Write every line out verbatim and omit the pictures.

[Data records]
** Start **
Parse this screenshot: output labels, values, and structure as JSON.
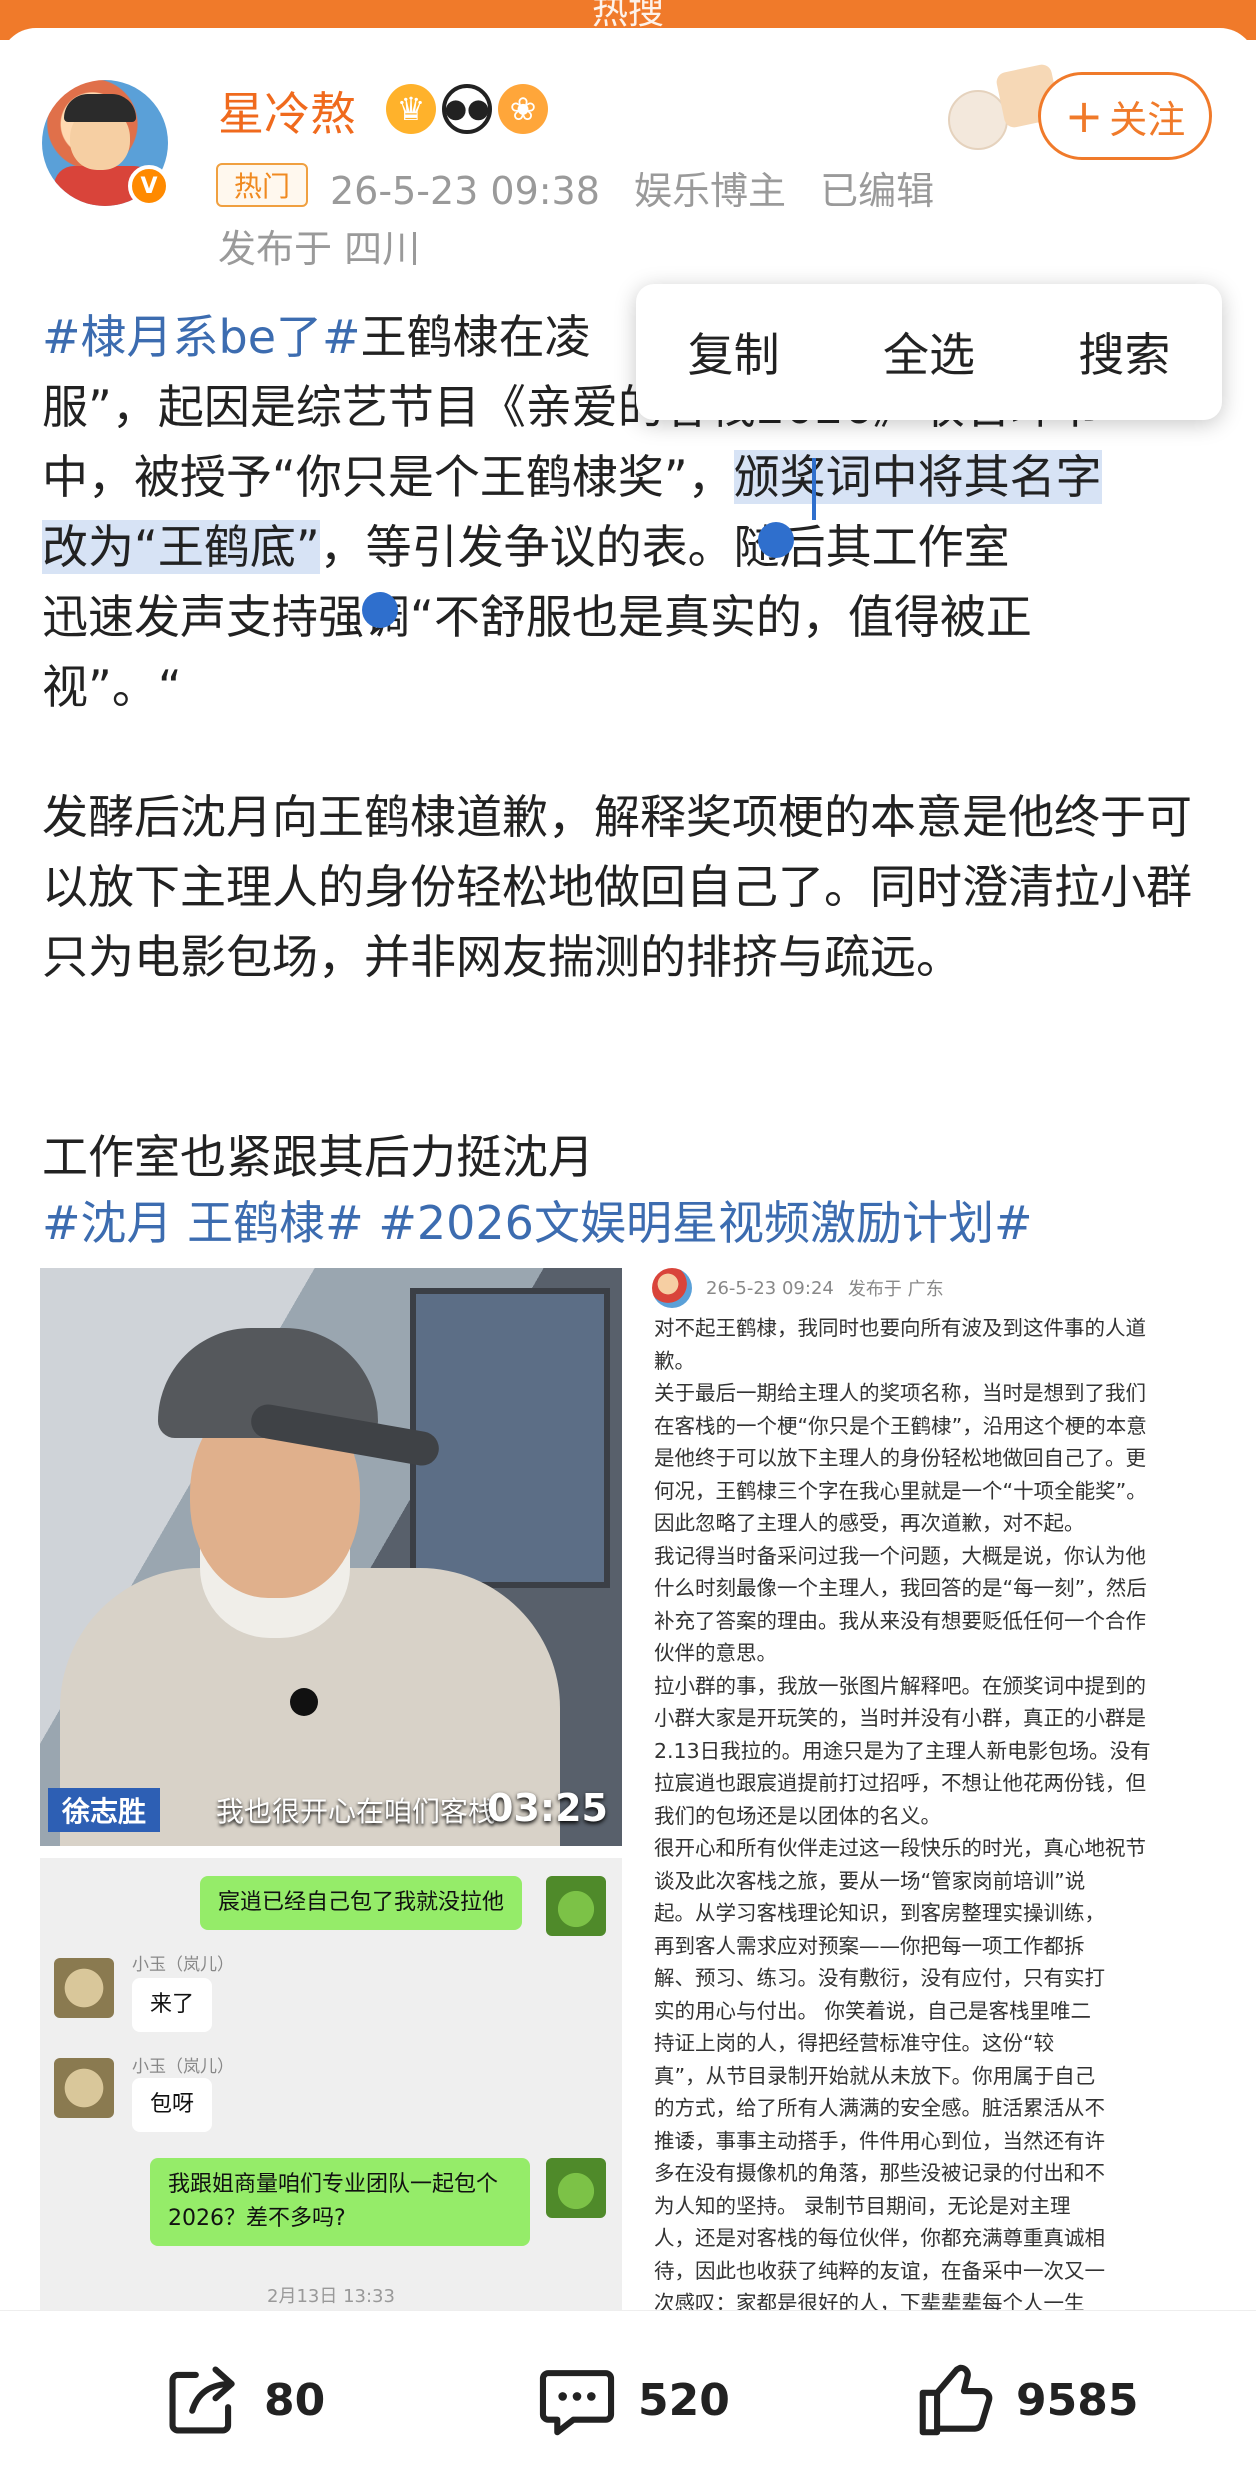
{
  "status_bar": {
    "partial_title": "热搜"
  },
  "author": {
    "name": "星冷熬",
    "hot_badge": "热门",
    "date": "26-5-23 09:38",
    "category": "娱乐博主",
    "edited": "已编辑",
    "location": "发布于 四川",
    "follow_label": "关注",
    "follow_plus": "+"
  },
  "context_menu": {
    "copy": "复制",
    "select_all": "全选",
    "search": "搜索"
  },
  "post": {
    "tag1": "#棣月系be了#",
    "p1_a": "王鹤棣在凌",
    "p1_b": "服”，起因是综艺节目《亲爱的客栈2026》",
    "p1_b2": "收官环节",
    "p1_c": "中，被授予“你只是个王鹤棣奖”，",
    "p1_hl1": "颁奖词中将其名字",
    "p1_hl2": "改为“王鹤底”",
    "p1_d": "，等引发争议的表",
    "p1_d2": "。随后其工作室",
    "p1_e": "迅速发声支持",
    "p1_e2": "强调“不舒服也是真实的，值得被正",
    "p1_f": "视”。“",
    "p2": "发酵后沈月向王鹤棣道歉，解释奖项梗的本意是他终于可以放下主理人的身份轻松地做回自己了。同时澄清拉小群只为电影包场，并非网友揣测的排挤与疏远。",
    "p3": "工作室也紧跟其后力挺沈月",
    "tag2": "#沈月 王鹤棣#",
    "tag3": "#2026文娱明星视频激励计划#"
  },
  "video": {
    "name_tag": "徐志胜",
    "caption": "我也很开心在咱们客栈",
    "duration": "03:25"
  },
  "chat": {
    "msg1": "宸逍已经自己包了我就没拉他",
    "name1": "小玉（岚儿）",
    "msg2": "来了",
    "name2": "小玉（岚儿）",
    "msg3": "包呀",
    "msg4": "我跟姐商量咱们专业团队一起包个2026？差不多吗?",
    "time": "2月13日 13:33"
  },
  "doc": {
    "date": "26-5-23 09:24",
    "location": "发布于 广东",
    "lines": [
      "对不起王鹤棣，我同时也要向所有波及到这件事的人道",
      "歉。",
      "关于最后一期给主理人的奖项名称，当时是想到了我们",
      "在客栈的一个梗“你只是个王鹤棣”，沿用这个梗的本意",
      "是他终于可以放下主理人的身份轻松地做回自己了。更",
      "何况，王鹤棣三个字在我心里就是一个“十项全能奖”。",
      "因此忽略了主理人的感受，再次道歉，对不起。",
      "我记得当时备采问过我一个问题，大概是说，你认为他",
      "什么时刻最像一个主理人，我回答的是“每一刻”，然后",
      "补充了答案的理由。我从来没有想要贬低任何一个合作",
      "伙伴的意思。",
      "拉小群的事，我放一张图片解释吧。在颁奖词中提到的",
      "小群大家是开玩笑的，当时并没有小群，真正的小群是",
      "2.13日我拉的。用途只是为了主理人新电影包场。没有",
      "拉宸逍也跟宸逍提前打过招呼，不想让他花两份钱，但",
      "我们的包场还是以团体的名义。",
      "很开心和所有伙伴走过这一段快乐的时光，真心地祝节",
      "谈及此次客栈之旅，要从一场“管家岗前培训”说",
      "起。从学习客栈理论知识，到客房整理实操训练，",
      "再到客人需求应对预案——你把每一项工作都拆",
      "解、预习、练习。没有敷衍，没有应付，只有实打",
      "实的用心与付出。 你笑着说，自己是客栈里唯二",
      "持证上岗的人，得把经营标准守住。这份“较",
      "真”，从节目录制开始就从未放下。你用属于自己",
      "的方式，给了所有人满满的安全感。脏活累活从不",
      "推诿，事事主动搭手，件件用心到位，当然还有许",
      "多在没有摄像机的角落，那些没被记录的付出和不",
      "为人知的坚持。 录制节目期间，无论是对主理",
      "人，还是对客栈的每位伙伴，你都充满尊重真诚相",
      "待，因此也收获了纯粹的友谊，在备采中一次又一",
      "次感叹：家都是很好的人，下辈辈辈每个人一生"
    ]
  },
  "actions": {
    "share_count": "80",
    "comment_count": "520",
    "like_count": "9585"
  },
  "colors": {
    "accent": "#f07a2a",
    "hashtag": "#3c6cb0",
    "highlight": "#d7e3f5",
    "selection": "#2f6fcd"
  }
}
** End **
The solution:
Parse this screenshot: output labels, values, and structure as JSON.
{
  "status_bar": {
    "partial_title": "热搜"
  },
  "author": {
    "name": "星冷熬",
    "hot_badge": "热门",
    "date": "26-5-23 09:38",
    "category": "娱乐博主",
    "edited": "已编辑",
    "location": "发布于 四川",
    "follow_label": "关注",
    "follow_plus": "+"
  },
  "context_menu": {
    "copy": "复制",
    "select_all": "全选",
    "search": "搜索"
  },
  "post": {
    "tag1": "#棣月系be了#",
    "p1_a": "王鹤棣在凌",
    "p1_b": "服”，起因是综艺节目《亲爱的客栈2026》",
    "p1_b2": "收官环节",
    "p1_c": "中，被授予“你只是个王鹤棣奖”，",
    "p1_hl1": "颁奖词中将其名字",
    "p1_hl2": "改为“王鹤底”",
    "p1_d": "，等引发争议的表",
    "p1_d2": "。随后其工作室",
    "p1_e": "迅速发声支持",
    "p1_e2": "强调“不舒服也是真实的，值得被正",
    "p1_f": "视”。“",
    "p2": "发酵后沈月向王鹤棣道歉，解释奖项梗的本意是他终于可以放下主理人的身份轻松地做回自己了。同时澄清拉小群只为电影包场，并非网友揣测的排挤与疏远。",
    "p3": "工作室也紧跟其后力挺沈月",
    "tag2": "#沈月 王鹤棣#",
    "tag3": "#2026文娱明星视频激励计划#"
  },
  "video": {
    "name_tag": "徐志胜",
    "caption": "我也很开心在咱们客栈",
    "duration": "03:25"
  },
  "chat": {
    "msg1": "宸逍已经自己包了我就没拉他",
    "name1": "小玉（岚儿）",
    "msg2": "来了",
    "name2": "小玉（岚儿）",
    "msg3": "包呀",
    "msg4": "我跟姐商量咱们专业团队一起包个2026？差不多吗?",
    "time": "2月13日 13:33"
  },
  "doc": {
    "date": "26-5-23 09:24",
    "location": "发布于 广东",
    "lines": [
      "对不起王鹤棣，我同时也要向所有波及到这件事的人道",
      "歉。",
      "关于最后一期给主理人的奖项名称，当时是想到了我们",
      "在客栈的一个梗“你只是个王鹤棣”，沿用这个梗的本意",
      "是他终于可以放下主理人的身份轻松地做回自己了。更",
      "何况，王鹤棣三个字在我心里就是一个“十项全能奖”。",
      "因此忽略了主理人的感受，再次道歉，对不起。",
      "我记得当时备采问过我一个问题，大概是说，你认为他",
      "什么时刻最像一个主理人，我回答的是“每一刻”，然后",
      "补充了答案的理由。我从来没有想要贬低任何一个合作",
      "伙伴的意思。",
      "拉小群的事，我放一张图片解释吧。在颁奖词中提到的",
      "小群大家是开玩笑的，当时并没有小群，真正的小群是",
      "2.13日我拉的。用途只是为了主理人新电影包场。没有",
      "拉宸逍也跟宸逍提前打过招呼，不想让他花两份钱，但",
      "我们的包场还是以团体的名义。",
      "很开心和所有伙伴走过这一段快乐的时光，真心地祝节",
      "谈及此次客栈之旅，要从一场“管家岗前培训”说",
      "起。从学习客栈理论知识，到客房整理实操训练，",
      "再到客人需求应对预案——你把每一项工作都拆",
      "解、预习、练习。没有敷衍，没有应付，只有实打",
      "实的用心与付出。 你笑着说，自己是客栈里唯二",
      "持证上岗的人，得把经营标准守住。这份“较",
      "真”，从节目录制开始就从未放下。你用属于自己",
      "的方式，给了所有人满满的安全感。脏活累活从不",
      "推诿，事事主动搭手，件件用心到位，当然还有许",
      "多在没有摄像机的角落，那些没被记录的付出和不",
      "为人知的坚持。 录制节目期间，无论是对主理",
      "人，还是对客栈的每位伙伴，你都充满尊重真诚相",
      "待，因此也收获了纯粹的友谊，在备采中一次又一",
      "次感叹：家都是很好的人，下辈辈辈每个人一生"
    ]
  },
  "actions": {
    "share_count": "80",
    "comment_count": "520",
    "like_count": "9585"
  },
  "colors": {
    "accent": "#f07a2a",
    "hashtag": "#3c6cb0",
    "highlight": "#d7e3f5",
    "selection": "#2f6fcd"
  }
}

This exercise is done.